- _PROBLEM_
Determine the number of lines containing the word "Rosanne". Reply with it and nothing else.

**********

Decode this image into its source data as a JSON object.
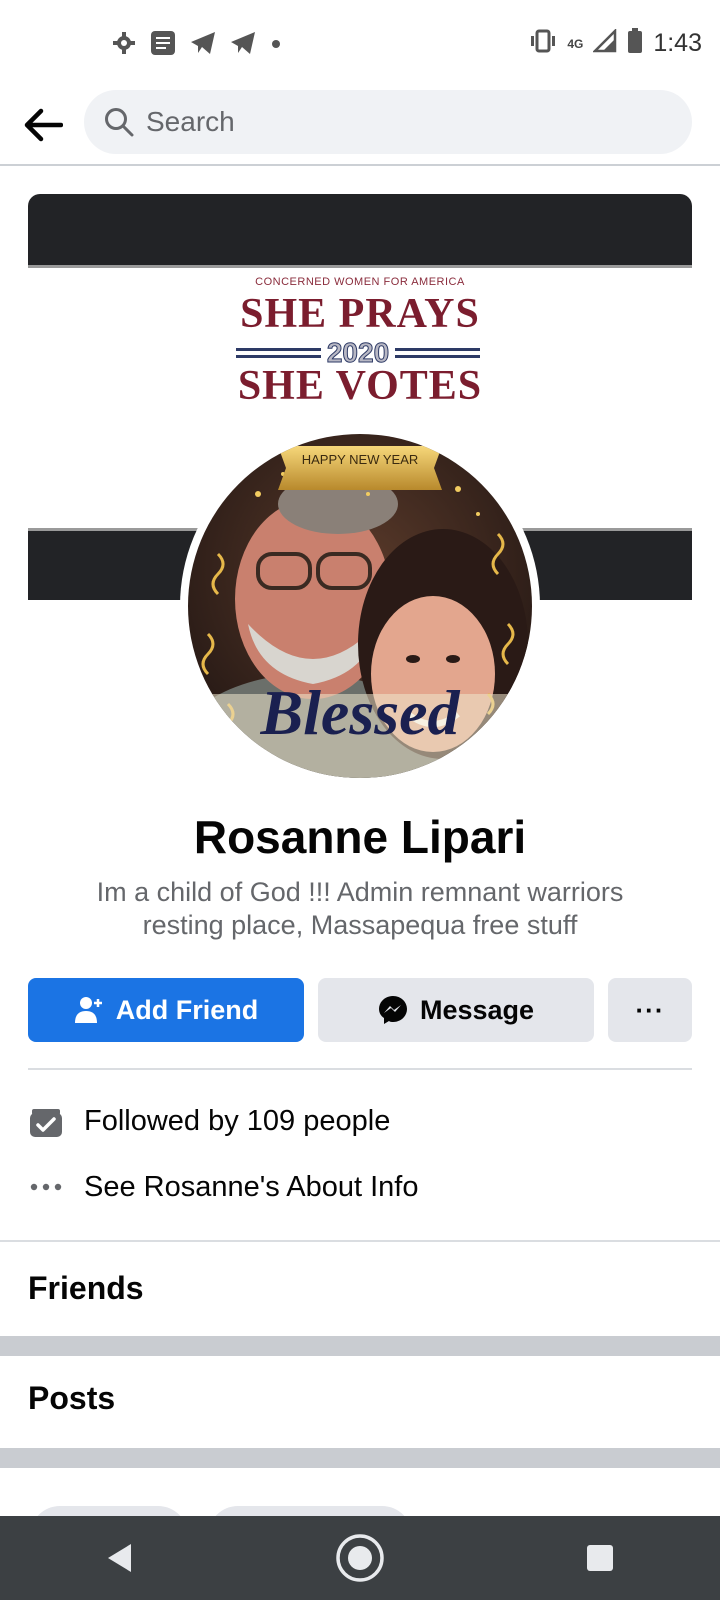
{
  "status_bar": {
    "time": "1:43",
    "network": "4G",
    "icons_left": [
      "settings-icon",
      "message-notification-icon",
      "telegram-icon",
      "telegram-icon",
      "dot-icon"
    ],
    "icons_right": [
      "vibrate-icon",
      "signal-icon",
      "battery-icon"
    ]
  },
  "header": {
    "search_placeholder": "Search"
  },
  "cover": {
    "org_line": "CONCERNED WOMEN FOR AMERICA",
    "line1": "SHE PRAYS",
    "year": "2020",
    "line2": "SHE VOTES"
  },
  "avatar": {
    "banner": "HAPPY NEW YEAR",
    "caption": "Blessed"
  },
  "profile": {
    "name": "Rosanne Lipari",
    "bio": "Im a child of God !!!  Admin remnant warriors\nresting place,   Massapequa free stuff"
  },
  "actions": {
    "add_friend": "Add Friend",
    "message": "Message",
    "more": "···"
  },
  "info": {
    "followed_by": "Followed by 109 people",
    "about": "See Rosanne's About Info"
  },
  "sections": {
    "friends": "Friends",
    "posts": "Posts"
  },
  "colors": {
    "primary": "#1b74e4",
    "secondary_bg": "#e4e6eb",
    "muted_text": "#65676b",
    "nav_bg": "#3c4043"
  }
}
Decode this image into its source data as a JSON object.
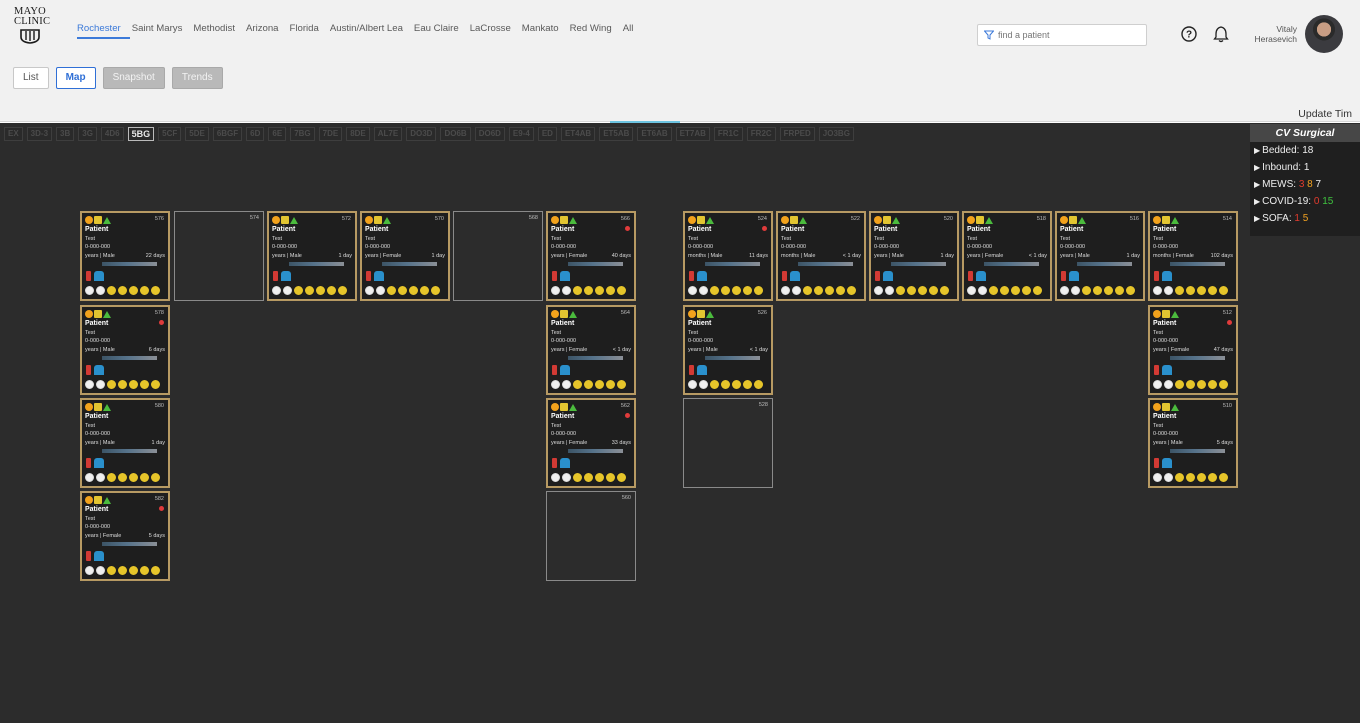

**********

- _SOLUTION_
2